Information shown ::

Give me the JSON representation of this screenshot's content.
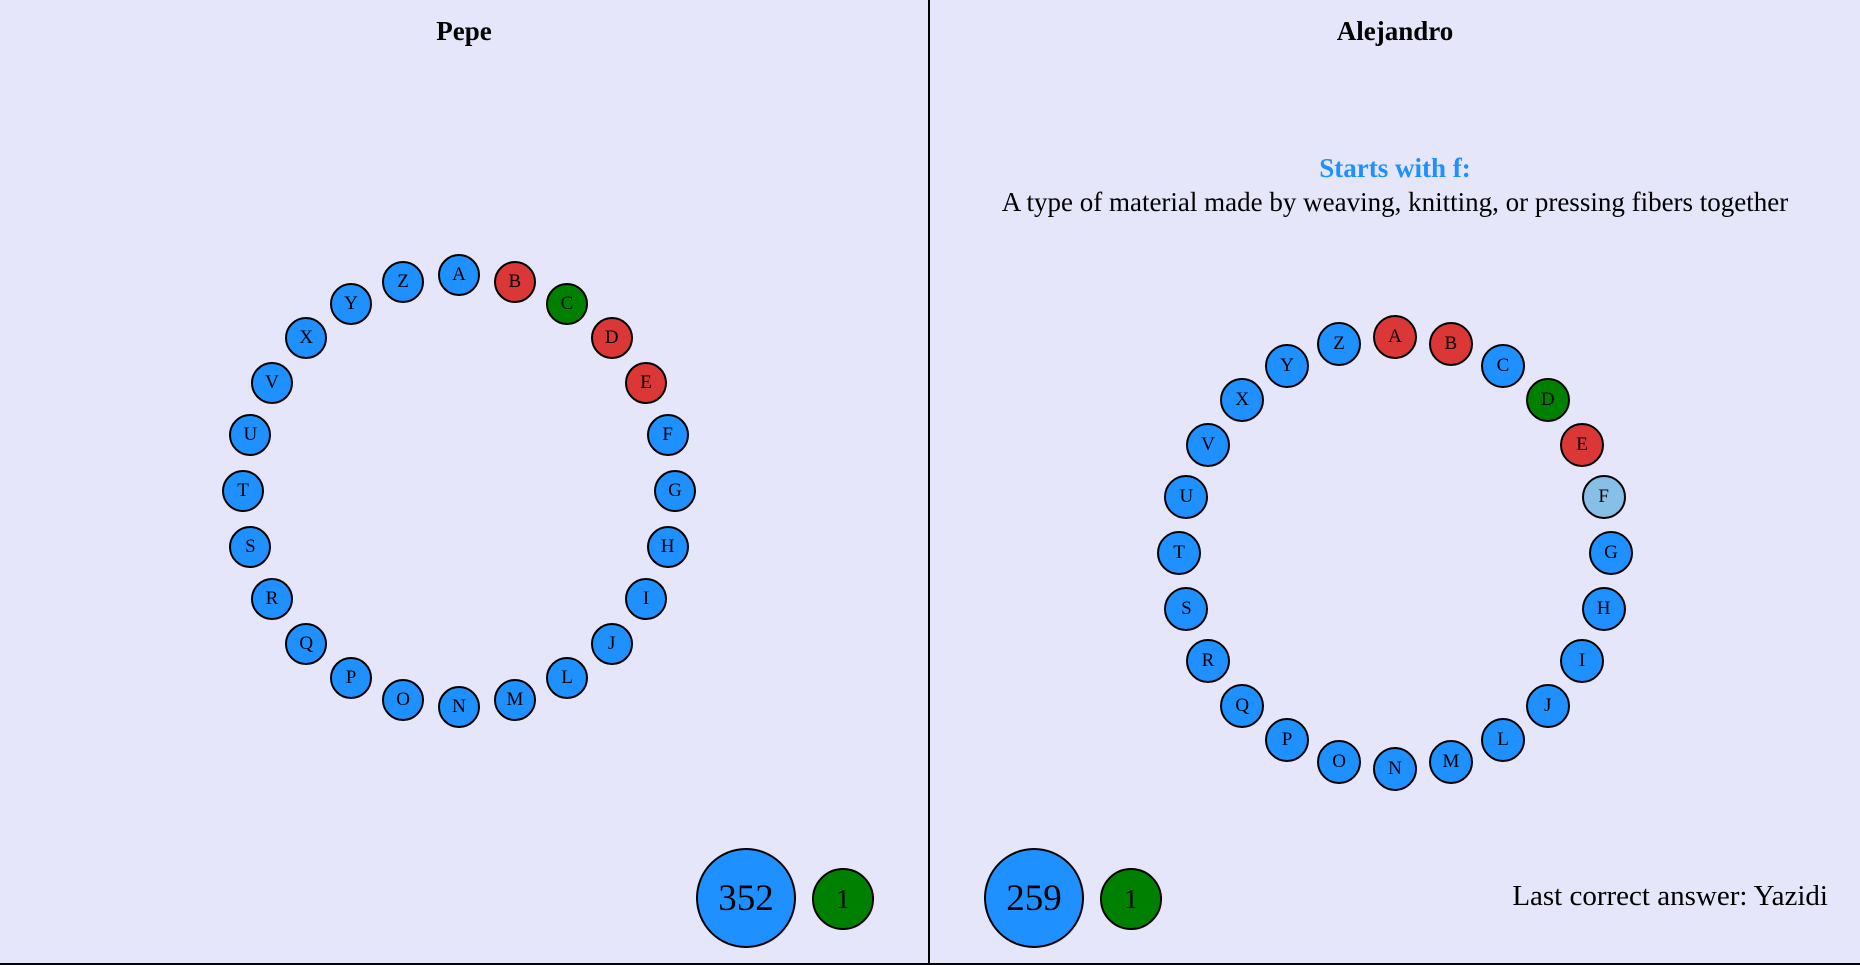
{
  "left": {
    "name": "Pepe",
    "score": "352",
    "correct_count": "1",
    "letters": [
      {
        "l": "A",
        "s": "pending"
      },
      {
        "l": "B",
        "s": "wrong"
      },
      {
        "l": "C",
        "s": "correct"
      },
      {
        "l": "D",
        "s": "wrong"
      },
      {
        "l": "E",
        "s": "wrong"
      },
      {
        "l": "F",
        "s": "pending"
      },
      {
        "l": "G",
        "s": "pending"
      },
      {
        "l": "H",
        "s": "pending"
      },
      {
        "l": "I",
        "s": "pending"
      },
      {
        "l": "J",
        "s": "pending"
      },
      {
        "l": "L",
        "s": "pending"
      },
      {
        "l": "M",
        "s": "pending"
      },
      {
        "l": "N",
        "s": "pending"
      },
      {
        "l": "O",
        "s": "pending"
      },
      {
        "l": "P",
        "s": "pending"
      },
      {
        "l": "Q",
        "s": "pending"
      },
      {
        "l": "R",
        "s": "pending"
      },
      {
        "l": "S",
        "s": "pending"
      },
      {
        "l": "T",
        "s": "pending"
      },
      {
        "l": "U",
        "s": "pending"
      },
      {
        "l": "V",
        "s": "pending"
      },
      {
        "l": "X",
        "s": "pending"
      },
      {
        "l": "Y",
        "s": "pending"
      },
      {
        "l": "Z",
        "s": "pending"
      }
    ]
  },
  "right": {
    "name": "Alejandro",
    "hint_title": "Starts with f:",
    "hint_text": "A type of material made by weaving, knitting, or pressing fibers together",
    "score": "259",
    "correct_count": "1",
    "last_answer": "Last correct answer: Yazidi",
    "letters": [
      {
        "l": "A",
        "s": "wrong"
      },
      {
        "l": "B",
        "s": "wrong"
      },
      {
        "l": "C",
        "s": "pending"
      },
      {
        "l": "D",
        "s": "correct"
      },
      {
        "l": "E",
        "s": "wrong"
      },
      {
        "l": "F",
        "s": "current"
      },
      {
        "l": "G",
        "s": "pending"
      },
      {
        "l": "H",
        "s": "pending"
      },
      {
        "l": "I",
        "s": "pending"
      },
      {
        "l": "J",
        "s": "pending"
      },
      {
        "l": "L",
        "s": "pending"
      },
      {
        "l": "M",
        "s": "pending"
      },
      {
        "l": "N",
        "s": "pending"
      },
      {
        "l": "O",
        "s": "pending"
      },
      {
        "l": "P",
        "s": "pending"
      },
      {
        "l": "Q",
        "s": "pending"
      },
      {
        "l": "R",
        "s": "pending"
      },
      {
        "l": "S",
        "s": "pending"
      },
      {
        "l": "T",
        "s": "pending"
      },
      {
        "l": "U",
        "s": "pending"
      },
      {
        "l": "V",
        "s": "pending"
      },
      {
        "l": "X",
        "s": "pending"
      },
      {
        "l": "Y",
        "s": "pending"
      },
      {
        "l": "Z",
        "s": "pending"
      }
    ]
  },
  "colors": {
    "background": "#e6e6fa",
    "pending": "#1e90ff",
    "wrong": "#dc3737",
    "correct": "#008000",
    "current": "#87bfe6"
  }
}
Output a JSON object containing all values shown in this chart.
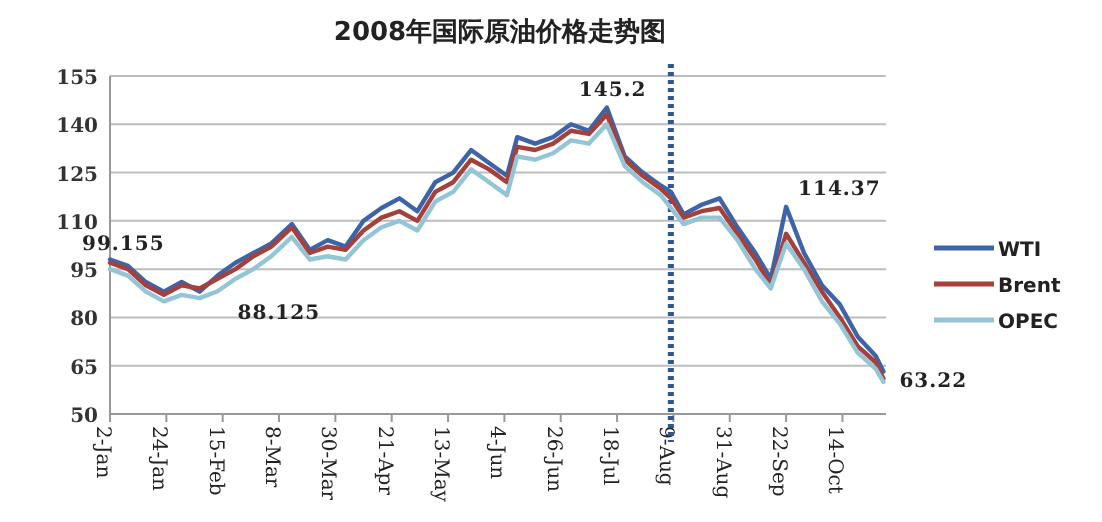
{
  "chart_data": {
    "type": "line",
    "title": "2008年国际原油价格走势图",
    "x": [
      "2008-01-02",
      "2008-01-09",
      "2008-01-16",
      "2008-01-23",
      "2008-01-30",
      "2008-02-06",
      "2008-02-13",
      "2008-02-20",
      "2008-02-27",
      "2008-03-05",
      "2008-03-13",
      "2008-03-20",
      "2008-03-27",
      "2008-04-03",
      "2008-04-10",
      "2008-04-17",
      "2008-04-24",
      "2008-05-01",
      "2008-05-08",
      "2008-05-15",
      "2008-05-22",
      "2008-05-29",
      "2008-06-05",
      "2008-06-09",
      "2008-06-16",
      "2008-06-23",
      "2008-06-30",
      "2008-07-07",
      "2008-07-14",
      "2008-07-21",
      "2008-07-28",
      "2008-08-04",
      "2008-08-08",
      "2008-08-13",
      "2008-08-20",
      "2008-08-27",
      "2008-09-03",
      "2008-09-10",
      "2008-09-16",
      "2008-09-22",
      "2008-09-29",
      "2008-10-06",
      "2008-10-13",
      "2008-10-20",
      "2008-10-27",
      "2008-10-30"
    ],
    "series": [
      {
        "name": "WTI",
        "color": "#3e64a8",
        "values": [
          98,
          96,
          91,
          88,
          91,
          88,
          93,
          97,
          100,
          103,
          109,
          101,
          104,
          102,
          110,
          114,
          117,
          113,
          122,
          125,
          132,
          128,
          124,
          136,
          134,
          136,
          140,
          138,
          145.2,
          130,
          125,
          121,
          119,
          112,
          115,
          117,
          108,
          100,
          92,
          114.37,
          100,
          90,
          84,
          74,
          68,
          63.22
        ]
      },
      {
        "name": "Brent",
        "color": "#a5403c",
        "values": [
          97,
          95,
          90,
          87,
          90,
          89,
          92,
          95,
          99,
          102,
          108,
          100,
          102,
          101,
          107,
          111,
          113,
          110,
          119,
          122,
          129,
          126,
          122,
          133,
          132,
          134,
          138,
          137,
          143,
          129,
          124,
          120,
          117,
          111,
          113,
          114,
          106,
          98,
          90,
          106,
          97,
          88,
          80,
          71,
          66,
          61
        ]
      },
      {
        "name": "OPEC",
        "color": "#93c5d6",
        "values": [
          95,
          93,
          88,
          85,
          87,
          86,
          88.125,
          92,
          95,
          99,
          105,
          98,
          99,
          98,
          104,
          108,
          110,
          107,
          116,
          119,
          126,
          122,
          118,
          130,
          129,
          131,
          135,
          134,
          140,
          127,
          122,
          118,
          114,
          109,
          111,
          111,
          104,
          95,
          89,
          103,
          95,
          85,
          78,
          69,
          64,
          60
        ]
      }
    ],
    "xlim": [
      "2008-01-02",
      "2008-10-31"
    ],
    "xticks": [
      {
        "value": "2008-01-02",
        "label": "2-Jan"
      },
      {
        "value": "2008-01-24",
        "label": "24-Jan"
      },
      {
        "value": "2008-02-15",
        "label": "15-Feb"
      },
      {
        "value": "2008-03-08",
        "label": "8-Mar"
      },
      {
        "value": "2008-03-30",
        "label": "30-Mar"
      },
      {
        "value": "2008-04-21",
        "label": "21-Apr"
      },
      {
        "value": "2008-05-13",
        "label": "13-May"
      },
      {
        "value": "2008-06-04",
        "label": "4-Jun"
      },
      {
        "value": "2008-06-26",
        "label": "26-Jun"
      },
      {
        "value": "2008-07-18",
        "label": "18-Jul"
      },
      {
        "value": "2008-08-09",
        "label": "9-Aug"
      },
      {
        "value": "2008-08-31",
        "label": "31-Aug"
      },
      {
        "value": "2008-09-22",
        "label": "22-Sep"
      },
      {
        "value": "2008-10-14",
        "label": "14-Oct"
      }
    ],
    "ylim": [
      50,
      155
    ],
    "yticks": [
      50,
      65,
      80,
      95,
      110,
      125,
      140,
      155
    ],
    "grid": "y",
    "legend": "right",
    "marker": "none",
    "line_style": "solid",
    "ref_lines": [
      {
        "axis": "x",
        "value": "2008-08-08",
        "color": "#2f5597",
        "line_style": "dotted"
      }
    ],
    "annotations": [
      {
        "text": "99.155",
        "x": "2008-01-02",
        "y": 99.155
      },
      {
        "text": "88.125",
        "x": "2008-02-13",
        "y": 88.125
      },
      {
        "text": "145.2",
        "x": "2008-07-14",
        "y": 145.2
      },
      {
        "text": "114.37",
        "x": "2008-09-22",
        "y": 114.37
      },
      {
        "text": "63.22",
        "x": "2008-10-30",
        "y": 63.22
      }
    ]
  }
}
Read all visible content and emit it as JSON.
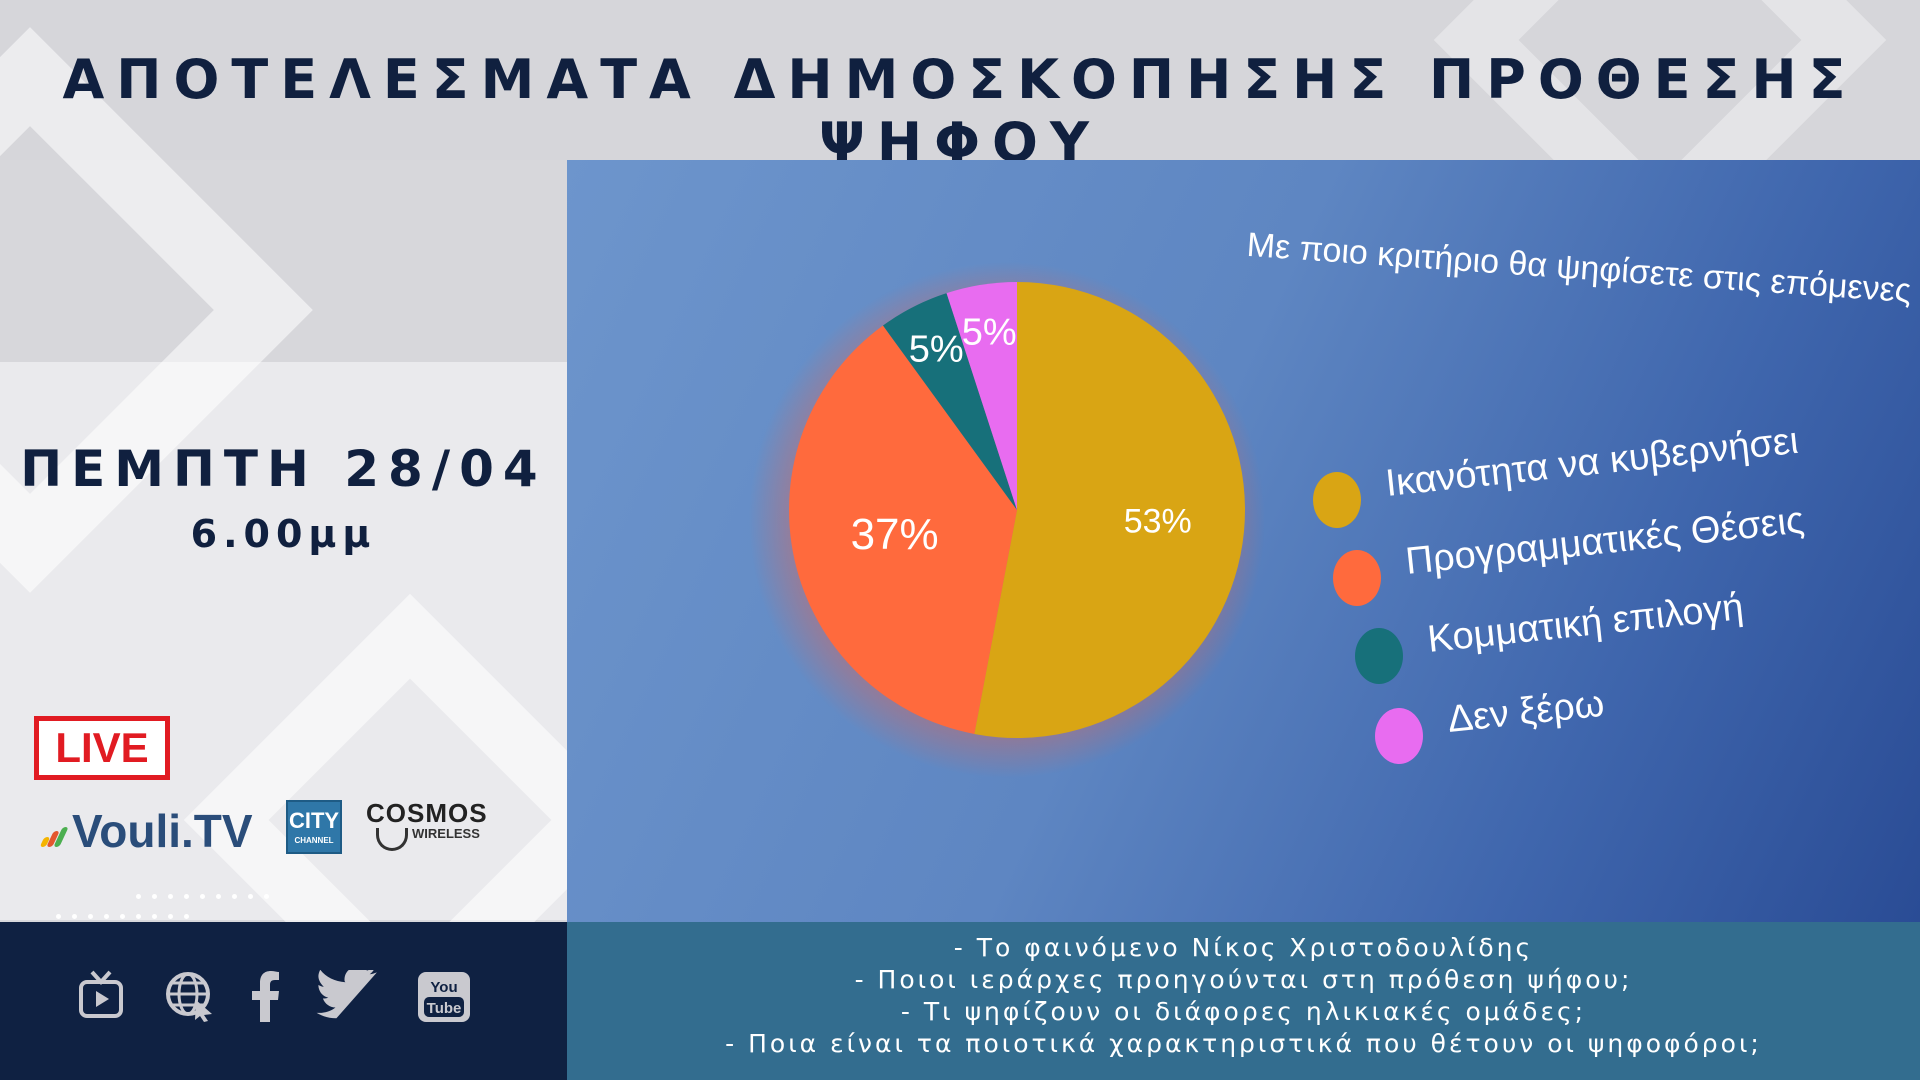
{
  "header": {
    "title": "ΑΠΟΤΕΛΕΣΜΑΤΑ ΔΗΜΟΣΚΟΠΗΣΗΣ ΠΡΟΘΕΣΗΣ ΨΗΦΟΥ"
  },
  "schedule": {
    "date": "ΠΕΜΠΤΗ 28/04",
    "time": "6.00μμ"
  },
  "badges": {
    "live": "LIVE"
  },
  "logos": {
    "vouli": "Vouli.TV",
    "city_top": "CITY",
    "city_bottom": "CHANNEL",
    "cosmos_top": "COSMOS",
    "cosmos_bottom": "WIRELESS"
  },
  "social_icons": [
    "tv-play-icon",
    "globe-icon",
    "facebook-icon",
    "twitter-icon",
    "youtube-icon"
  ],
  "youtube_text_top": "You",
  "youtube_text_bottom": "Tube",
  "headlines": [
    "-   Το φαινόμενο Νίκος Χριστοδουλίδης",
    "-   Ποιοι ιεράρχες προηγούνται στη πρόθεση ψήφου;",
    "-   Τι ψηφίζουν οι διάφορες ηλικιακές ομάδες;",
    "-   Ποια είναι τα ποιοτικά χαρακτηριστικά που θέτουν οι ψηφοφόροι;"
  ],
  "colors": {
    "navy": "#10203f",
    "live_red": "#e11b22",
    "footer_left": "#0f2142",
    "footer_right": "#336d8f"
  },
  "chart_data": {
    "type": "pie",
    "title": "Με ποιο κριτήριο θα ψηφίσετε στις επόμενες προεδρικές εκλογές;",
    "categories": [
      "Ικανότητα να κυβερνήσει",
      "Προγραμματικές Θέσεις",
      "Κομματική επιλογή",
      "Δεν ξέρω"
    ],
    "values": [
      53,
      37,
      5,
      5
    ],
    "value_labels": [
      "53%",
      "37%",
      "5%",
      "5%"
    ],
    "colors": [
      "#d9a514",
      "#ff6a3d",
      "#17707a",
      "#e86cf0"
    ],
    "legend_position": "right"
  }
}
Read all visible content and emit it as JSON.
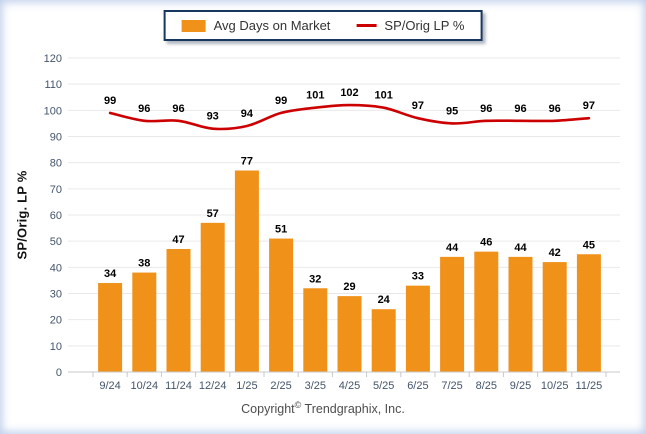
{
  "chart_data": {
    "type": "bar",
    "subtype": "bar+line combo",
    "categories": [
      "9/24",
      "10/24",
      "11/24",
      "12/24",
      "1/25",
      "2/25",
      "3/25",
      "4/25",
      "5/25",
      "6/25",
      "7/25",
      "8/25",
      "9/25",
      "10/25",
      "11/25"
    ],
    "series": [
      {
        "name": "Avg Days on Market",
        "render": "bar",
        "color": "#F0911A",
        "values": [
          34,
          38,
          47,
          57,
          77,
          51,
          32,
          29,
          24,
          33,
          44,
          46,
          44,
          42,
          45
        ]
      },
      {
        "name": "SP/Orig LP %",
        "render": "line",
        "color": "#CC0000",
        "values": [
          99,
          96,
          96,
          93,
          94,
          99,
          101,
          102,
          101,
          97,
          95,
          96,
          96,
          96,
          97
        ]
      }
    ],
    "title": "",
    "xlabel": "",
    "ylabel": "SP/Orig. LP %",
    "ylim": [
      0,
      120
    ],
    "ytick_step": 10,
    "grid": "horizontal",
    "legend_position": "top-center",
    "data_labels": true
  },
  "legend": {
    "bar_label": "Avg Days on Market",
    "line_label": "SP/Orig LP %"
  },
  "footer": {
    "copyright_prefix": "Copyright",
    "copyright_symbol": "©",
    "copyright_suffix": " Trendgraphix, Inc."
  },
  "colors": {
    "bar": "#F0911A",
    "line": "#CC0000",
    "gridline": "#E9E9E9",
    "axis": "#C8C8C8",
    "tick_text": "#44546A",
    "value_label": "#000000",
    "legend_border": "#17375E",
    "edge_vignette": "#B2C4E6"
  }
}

Goal of the exercise ::
Using the records above, list each line that includes "name".

The answer ::
    "name": "Pepe",
    "name": "Alejandro",
        "name": "WTI",
        "name": "Brent",
        "name": "OPEC",
        "name": "Avg Days on Market",
        "name": "SP/Orig LP %",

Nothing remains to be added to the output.